-- Start Data listing --
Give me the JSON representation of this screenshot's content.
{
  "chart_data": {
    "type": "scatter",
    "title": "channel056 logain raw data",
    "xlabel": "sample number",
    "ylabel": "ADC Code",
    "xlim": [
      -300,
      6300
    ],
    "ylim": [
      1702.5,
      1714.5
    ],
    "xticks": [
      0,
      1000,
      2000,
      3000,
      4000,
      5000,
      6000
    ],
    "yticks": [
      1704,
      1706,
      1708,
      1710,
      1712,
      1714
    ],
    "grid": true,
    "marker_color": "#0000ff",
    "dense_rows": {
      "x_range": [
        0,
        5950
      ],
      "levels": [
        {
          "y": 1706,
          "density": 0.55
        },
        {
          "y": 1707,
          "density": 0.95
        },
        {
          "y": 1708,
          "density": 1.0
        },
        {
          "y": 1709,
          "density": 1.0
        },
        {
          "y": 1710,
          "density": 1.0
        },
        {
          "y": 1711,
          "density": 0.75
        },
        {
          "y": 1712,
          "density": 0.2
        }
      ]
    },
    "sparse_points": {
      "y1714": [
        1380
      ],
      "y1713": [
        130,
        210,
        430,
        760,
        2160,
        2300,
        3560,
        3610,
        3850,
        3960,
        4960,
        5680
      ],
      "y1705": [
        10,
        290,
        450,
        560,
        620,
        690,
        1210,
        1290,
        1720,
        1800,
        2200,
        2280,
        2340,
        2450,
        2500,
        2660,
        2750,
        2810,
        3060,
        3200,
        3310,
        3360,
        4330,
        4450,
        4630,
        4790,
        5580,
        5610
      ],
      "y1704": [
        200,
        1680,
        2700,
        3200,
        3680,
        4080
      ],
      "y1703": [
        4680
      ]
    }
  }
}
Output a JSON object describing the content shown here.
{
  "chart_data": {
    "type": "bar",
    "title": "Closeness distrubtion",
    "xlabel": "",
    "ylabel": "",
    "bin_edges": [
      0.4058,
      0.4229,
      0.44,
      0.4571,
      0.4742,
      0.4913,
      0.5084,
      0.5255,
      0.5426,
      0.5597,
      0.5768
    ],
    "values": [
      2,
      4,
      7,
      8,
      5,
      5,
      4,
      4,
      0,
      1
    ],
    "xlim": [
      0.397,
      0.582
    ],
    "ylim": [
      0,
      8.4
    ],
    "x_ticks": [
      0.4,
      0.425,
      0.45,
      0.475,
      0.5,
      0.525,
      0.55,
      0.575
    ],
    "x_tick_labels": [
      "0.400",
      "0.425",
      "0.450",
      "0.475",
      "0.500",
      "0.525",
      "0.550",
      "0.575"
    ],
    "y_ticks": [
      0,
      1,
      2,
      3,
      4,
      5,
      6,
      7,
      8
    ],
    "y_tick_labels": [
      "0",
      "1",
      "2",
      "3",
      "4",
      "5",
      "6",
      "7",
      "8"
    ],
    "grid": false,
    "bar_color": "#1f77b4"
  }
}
-- End Data listing --
▶ Exercise goal
Return all of the entries word for word.

▶ Result below
Give me the JSON representation of this screenshot's content.
{
  "chart_data": {
    "type": "scatter",
    "title": "channel056 logain raw data",
    "xlabel": "sample number",
    "ylabel": "ADC Code",
    "xlim": [
      -300,
      6300
    ],
    "ylim": [
      1702.5,
      1714.5
    ],
    "xticks": [
      0,
      1000,
      2000,
      3000,
      4000,
      5000,
      6000
    ],
    "yticks": [
      1704,
      1706,
      1708,
      1710,
      1712,
      1714
    ],
    "grid": true,
    "marker_color": "#0000ff",
    "dense_rows": {
      "x_range": [
        0,
        5950
      ],
      "levels": [
        {
          "y": 1706,
          "density": 0.55
        },
        {
          "y": 1707,
          "density": 0.95
        },
        {
          "y": 1708,
          "density": 1.0
        },
        {
          "y": 1709,
          "density": 1.0
        },
        {
          "y": 1710,
          "density": 1.0
        },
        {
          "y": 1711,
          "density": 0.75
        },
        {
          "y": 1712,
          "density": 0.2
        }
      ]
    },
    "sparse_points": {
      "y1714": [
        1380
      ],
      "y1713": [
        130,
        210,
        430,
        760,
        2160,
        2300,
        3560,
        3610,
        3850,
        3960,
        4960,
        5680
      ],
      "y1705": [
        10,
        290,
        450,
        560,
        620,
        690,
        1210,
        1290,
        1720,
        1800,
        2200,
        2280,
        2340,
        2450,
        2500,
        2660,
        2750,
        2810,
        3060,
        3200,
        3310,
        3360,
        4330,
        4450,
        4630,
        4790,
        5580,
        5610
      ],
      "y1704": [
        200,
        1680,
        2700,
        3200,
        3680,
        4080
      ],
      "y1703": [
        4680
      ]
    }
  }
}
Output a JSON object describing the content shown here.
{
  "chart_data": {
    "type": "bar",
    "title": "Closeness distrubtion",
    "xlabel": "",
    "ylabel": "",
    "bin_edges": [
      0.4058,
      0.4229,
      0.44,
      0.4571,
      0.4742,
      0.4913,
      0.5084,
      0.5255,
      0.5426,
      0.5597,
      0.5768
    ],
    "values": [
      2,
      4,
      7,
      8,
      5,
      5,
      4,
      4,
      0,
      1
    ],
    "xlim": [
      0.397,
      0.582
    ],
    "ylim": [
      0,
      8.4
    ],
    "x_ticks": [
      0.4,
      0.425,
      0.45,
      0.475,
      0.5,
      0.525,
      0.55,
      0.575
    ],
    "x_tick_labels": [
      "0.400",
      "0.425",
      "0.450",
      "0.475",
      "0.500",
      "0.525",
      "0.550",
      "0.575"
    ],
    "y_ticks": [
      0,
      1,
      2,
      3,
      4,
      5,
      6,
      7,
      8
    ],
    "y_tick_labels": [
      "0",
      "1",
      "2",
      "3",
      "4",
      "5",
      "6",
      "7",
      "8"
    ],
    "grid": false,
    "bar_color": "#1f77b4"
  }
}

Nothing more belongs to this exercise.